Without the pictures, set down every line of the data exactly.
= = =
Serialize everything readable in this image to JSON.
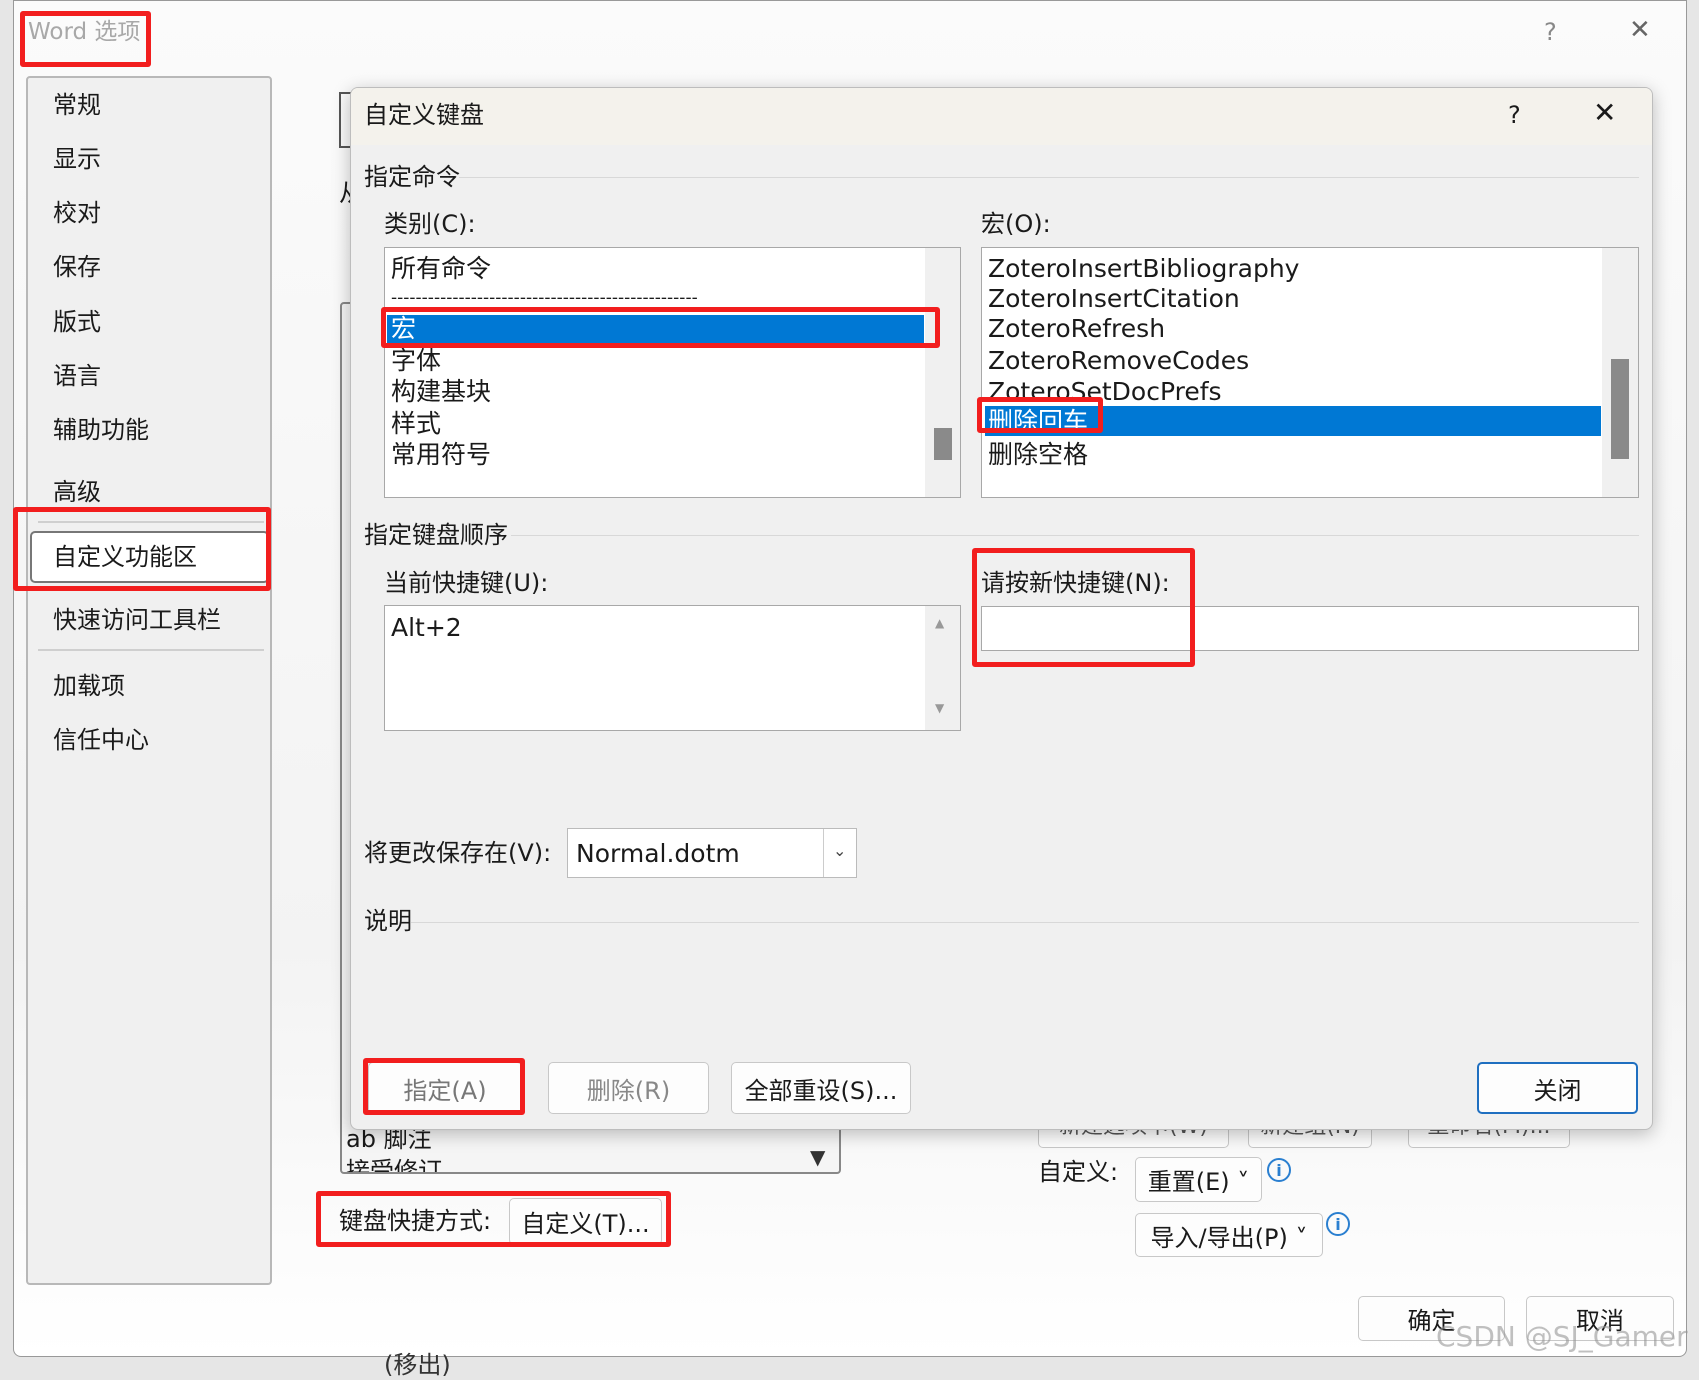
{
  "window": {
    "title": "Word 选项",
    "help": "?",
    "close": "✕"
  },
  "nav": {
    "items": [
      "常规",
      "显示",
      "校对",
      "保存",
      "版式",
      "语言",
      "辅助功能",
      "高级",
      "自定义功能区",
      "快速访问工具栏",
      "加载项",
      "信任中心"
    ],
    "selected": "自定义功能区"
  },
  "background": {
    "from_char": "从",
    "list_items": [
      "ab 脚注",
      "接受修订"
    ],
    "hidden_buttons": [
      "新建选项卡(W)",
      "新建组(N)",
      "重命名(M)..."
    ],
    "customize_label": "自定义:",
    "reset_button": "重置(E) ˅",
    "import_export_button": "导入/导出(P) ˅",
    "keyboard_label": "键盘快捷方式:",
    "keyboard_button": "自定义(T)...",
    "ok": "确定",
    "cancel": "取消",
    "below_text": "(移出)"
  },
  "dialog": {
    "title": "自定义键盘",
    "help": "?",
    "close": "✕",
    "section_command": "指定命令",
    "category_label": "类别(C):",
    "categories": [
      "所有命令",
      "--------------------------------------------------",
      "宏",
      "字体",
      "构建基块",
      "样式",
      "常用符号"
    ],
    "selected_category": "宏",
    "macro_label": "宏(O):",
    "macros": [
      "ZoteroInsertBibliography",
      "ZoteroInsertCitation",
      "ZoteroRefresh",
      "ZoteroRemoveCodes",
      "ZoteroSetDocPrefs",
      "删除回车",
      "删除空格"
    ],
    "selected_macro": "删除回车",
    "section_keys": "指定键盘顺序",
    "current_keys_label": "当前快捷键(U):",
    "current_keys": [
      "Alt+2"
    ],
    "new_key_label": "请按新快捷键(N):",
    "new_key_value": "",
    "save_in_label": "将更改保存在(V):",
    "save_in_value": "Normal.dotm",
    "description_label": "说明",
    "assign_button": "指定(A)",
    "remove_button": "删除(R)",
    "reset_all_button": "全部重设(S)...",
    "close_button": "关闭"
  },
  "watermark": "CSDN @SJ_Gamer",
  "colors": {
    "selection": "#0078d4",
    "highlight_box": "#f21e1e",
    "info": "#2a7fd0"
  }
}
= = =
The completed task:
Serialize everything readable in this image to JSON.
{
  "window": {
    "title": "Word 选项",
    "help": "?",
    "close": "✕"
  },
  "nav": {
    "items": [
      "常规",
      "显示",
      "校对",
      "保存",
      "版式",
      "语言",
      "辅助功能",
      "高级",
      "自定义功能区",
      "快速访问工具栏",
      "加载项",
      "信任中心"
    ],
    "selected": "自定义功能区"
  },
  "background": {
    "from_char": "从",
    "list_items": [
      "ab 脚注",
      "接受修订"
    ],
    "hidden_buttons": [
      "新建选项卡(W)",
      "新建组(N)",
      "重命名(M)..."
    ],
    "customize_label": "自定义:",
    "reset_button": "重置(E) ˅",
    "import_export_button": "导入/导出(P) ˅",
    "keyboard_label": "键盘快捷方式:",
    "keyboard_button": "自定义(T)...",
    "ok": "确定",
    "cancel": "取消",
    "below_text": "(移出)"
  },
  "dialog": {
    "title": "自定义键盘",
    "help": "?",
    "close": "✕",
    "section_command": "指定命令",
    "category_label": "类别(C):",
    "categories": [
      "所有命令",
      "--------------------------------------------------",
      "宏",
      "字体",
      "构建基块",
      "样式",
      "常用符号"
    ],
    "selected_category": "宏",
    "macro_label": "宏(O):",
    "macros": [
      "ZoteroInsertBibliography",
      "ZoteroInsertCitation",
      "ZoteroRefresh",
      "ZoteroRemoveCodes",
      "ZoteroSetDocPrefs",
      "删除回车",
      "删除空格"
    ],
    "selected_macro": "删除回车",
    "section_keys": "指定键盘顺序",
    "current_keys_label": "当前快捷键(U):",
    "current_keys": [
      "Alt+2"
    ],
    "new_key_label": "请按新快捷键(N):",
    "new_key_value": "",
    "save_in_label": "将更改保存在(V):",
    "save_in_value": "Normal.dotm",
    "description_label": "说明",
    "assign_button": "指定(A)",
    "remove_button": "删除(R)",
    "reset_all_button": "全部重设(S)...",
    "close_button": "关闭"
  },
  "watermark": "CSDN @SJ_Gamer",
  "colors": {
    "selection": "#0078d4",
    "highlight_box": "#f21e1e",
    "info": "#2a7fd0"
  }
}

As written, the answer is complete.